## PROBLEM REQUIREMENTS
Using the data beneath, show every line that includes the word "Indians".

[Figure contents as structured data]
========

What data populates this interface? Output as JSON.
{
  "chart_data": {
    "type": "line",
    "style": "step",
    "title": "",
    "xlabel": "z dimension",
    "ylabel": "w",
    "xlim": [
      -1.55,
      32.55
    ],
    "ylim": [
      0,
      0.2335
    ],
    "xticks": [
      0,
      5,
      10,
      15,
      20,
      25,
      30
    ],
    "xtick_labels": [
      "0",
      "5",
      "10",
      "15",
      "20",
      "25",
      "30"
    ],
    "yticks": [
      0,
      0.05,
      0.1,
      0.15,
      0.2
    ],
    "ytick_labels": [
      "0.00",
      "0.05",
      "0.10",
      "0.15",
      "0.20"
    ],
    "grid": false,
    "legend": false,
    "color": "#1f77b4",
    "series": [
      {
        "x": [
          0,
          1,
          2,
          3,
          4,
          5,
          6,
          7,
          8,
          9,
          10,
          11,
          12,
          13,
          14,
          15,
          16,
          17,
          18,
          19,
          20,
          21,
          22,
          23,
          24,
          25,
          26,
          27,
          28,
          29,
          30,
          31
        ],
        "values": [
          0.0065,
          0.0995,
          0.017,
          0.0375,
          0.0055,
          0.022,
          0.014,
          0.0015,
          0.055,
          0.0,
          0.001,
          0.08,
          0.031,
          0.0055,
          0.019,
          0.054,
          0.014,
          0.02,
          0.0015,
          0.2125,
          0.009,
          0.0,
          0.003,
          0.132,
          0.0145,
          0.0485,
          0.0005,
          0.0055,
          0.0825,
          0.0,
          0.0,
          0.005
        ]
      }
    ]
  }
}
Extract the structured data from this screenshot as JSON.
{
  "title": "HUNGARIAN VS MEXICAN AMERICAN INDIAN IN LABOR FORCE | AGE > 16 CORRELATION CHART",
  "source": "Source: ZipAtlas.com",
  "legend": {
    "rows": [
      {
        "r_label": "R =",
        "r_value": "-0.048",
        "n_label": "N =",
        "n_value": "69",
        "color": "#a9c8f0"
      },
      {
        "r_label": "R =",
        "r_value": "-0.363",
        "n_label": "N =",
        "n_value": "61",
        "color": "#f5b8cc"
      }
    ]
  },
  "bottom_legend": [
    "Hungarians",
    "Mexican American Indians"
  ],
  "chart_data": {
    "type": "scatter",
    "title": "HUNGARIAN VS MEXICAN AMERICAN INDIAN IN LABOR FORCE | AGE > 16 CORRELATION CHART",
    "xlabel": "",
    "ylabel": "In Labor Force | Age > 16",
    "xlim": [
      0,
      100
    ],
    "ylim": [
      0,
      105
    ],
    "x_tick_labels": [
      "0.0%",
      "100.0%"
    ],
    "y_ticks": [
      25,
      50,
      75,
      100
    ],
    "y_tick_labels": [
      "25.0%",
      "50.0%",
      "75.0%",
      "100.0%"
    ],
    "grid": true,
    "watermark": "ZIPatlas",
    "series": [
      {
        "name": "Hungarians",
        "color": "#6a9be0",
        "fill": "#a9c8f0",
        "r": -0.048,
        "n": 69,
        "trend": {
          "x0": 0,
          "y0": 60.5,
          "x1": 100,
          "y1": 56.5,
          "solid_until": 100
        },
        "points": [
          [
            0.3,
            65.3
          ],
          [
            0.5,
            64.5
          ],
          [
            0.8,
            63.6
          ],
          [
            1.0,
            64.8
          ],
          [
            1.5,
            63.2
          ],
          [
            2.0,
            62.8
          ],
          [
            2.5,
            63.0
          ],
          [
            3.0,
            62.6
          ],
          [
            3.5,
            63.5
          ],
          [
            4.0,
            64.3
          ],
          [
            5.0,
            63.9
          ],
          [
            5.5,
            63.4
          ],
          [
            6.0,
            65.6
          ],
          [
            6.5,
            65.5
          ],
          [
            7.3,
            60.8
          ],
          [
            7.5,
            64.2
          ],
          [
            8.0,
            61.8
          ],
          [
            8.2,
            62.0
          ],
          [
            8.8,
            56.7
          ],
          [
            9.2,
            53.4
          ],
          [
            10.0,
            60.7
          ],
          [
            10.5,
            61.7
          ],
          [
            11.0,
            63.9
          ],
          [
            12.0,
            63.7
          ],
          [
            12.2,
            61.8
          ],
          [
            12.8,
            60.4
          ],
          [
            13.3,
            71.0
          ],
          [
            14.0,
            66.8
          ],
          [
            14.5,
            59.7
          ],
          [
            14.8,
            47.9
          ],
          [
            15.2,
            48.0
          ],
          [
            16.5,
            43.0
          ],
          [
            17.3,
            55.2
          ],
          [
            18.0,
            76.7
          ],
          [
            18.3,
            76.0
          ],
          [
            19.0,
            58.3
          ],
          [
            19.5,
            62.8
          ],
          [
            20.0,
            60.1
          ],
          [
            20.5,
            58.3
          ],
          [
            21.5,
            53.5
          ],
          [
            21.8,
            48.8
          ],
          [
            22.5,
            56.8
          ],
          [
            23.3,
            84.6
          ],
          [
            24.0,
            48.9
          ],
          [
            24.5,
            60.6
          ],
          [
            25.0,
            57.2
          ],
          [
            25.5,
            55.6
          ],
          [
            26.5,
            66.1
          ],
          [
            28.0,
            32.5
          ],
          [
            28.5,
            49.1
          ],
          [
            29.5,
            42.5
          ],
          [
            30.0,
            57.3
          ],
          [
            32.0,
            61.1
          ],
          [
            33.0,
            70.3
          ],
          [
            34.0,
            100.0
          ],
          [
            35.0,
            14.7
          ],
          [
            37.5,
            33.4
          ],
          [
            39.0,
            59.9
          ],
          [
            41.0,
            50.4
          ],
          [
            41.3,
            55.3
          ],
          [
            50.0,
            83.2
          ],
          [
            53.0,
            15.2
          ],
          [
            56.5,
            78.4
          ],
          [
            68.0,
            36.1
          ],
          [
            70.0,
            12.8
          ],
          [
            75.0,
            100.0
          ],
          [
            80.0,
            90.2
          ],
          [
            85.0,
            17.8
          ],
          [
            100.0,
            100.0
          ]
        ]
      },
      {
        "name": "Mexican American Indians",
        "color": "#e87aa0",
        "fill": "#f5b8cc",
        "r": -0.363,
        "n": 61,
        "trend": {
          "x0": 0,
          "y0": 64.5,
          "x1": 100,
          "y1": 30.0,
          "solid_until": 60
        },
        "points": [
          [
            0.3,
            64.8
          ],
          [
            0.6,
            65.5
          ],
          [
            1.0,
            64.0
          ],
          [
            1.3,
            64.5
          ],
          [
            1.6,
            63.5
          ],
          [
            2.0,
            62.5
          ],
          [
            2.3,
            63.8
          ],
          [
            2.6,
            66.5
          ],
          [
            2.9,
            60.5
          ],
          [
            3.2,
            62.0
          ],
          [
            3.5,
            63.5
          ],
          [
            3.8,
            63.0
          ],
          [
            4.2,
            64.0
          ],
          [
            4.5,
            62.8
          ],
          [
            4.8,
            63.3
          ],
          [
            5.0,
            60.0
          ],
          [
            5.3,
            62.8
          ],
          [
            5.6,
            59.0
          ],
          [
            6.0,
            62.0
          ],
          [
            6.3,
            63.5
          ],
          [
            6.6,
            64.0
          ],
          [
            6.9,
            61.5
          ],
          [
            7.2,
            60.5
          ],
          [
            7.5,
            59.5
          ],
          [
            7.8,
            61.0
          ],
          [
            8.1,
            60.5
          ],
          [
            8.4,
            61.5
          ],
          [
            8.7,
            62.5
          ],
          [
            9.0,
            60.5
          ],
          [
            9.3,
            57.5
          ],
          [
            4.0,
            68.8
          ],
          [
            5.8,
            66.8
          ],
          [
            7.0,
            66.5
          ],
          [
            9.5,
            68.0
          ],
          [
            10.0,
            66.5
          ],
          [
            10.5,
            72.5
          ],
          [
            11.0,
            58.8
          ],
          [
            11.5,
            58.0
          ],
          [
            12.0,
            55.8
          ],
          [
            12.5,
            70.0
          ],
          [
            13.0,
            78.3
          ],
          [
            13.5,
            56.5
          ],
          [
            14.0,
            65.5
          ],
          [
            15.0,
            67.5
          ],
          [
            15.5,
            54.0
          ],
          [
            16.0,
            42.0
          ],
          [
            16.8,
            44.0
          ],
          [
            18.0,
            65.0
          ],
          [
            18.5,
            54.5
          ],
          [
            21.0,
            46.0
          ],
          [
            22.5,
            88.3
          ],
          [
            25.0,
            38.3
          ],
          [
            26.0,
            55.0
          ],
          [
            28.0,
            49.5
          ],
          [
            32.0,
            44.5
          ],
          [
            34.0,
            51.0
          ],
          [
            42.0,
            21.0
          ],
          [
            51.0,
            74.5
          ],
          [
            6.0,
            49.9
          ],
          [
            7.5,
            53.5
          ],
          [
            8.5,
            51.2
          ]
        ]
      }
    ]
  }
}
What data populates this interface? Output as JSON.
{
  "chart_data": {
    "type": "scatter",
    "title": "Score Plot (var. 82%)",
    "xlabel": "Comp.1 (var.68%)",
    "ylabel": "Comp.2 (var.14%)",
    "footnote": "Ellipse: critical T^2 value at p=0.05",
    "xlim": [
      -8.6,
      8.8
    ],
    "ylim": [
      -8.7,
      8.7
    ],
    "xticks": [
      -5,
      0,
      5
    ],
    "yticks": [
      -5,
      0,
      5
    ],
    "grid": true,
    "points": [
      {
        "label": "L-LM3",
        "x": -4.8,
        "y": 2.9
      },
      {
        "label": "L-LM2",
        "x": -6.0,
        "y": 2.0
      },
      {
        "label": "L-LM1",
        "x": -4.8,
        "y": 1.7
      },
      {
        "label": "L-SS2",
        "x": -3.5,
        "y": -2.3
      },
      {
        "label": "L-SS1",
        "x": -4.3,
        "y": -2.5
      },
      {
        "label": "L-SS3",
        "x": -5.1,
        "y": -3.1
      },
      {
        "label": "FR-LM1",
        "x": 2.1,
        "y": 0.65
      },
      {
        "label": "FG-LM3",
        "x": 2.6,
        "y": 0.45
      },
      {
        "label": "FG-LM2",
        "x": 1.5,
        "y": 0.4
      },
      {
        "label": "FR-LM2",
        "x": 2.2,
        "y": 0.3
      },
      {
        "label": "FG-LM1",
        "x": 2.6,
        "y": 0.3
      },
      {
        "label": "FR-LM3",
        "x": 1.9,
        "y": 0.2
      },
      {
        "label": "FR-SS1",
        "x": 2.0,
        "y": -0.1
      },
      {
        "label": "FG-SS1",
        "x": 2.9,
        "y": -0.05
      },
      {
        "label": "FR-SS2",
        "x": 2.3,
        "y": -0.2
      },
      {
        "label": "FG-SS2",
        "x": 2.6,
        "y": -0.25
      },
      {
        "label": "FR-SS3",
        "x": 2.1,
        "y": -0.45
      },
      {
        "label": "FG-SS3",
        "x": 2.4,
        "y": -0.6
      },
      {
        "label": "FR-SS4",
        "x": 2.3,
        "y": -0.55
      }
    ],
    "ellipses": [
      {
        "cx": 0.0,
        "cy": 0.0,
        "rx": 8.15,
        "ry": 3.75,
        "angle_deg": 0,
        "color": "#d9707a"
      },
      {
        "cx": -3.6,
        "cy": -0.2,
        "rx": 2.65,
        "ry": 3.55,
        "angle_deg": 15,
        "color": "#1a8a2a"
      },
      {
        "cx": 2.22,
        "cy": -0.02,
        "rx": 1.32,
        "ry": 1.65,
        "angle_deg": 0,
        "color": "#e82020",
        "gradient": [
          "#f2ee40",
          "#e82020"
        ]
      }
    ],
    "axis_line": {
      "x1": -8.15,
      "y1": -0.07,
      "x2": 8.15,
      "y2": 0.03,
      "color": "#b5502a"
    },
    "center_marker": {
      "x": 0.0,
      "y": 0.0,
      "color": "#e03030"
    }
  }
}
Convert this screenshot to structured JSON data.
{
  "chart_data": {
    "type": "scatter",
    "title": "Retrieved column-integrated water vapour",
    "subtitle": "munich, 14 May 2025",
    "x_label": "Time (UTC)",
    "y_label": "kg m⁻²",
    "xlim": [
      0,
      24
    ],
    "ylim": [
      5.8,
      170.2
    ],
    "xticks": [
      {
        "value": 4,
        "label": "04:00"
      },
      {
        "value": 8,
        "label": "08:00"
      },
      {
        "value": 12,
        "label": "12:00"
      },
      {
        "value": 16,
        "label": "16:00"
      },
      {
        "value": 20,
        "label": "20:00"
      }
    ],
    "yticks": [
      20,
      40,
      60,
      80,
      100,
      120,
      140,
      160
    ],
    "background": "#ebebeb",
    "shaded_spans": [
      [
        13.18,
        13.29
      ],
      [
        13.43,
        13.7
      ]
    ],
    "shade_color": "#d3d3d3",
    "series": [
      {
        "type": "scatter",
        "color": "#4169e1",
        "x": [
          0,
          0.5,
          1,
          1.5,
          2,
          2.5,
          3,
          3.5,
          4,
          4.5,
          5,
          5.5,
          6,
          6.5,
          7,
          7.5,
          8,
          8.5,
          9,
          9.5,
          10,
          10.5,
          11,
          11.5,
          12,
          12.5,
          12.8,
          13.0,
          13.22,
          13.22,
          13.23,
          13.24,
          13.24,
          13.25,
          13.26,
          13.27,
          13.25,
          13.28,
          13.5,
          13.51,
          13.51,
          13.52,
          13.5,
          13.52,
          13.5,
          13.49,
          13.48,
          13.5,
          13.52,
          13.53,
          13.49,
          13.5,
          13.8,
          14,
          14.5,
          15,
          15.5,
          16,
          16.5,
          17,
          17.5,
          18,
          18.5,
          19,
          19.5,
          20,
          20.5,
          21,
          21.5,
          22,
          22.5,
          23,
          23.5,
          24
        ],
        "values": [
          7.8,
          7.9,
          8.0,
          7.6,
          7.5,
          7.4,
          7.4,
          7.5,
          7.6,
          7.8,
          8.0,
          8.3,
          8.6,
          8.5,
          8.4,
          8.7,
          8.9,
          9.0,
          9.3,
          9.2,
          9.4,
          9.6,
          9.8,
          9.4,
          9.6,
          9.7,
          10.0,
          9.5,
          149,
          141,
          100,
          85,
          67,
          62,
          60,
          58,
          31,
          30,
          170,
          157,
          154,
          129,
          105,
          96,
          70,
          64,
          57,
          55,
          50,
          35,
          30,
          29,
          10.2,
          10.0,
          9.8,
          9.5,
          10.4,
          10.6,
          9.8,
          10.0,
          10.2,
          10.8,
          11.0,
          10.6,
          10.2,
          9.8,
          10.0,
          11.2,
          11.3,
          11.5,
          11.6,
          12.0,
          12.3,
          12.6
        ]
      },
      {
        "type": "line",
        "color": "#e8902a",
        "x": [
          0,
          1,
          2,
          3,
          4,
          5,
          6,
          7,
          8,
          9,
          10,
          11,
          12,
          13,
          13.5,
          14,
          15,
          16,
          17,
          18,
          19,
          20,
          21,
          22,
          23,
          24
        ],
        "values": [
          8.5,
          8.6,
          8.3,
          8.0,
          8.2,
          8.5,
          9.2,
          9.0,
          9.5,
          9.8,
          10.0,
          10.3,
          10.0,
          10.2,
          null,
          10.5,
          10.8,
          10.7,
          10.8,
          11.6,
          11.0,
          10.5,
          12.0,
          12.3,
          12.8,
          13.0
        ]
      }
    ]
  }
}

========

## RESPONSE TO THE EXERCISE
    "Mexican American Indians"
        "name": "Mexican American Indians",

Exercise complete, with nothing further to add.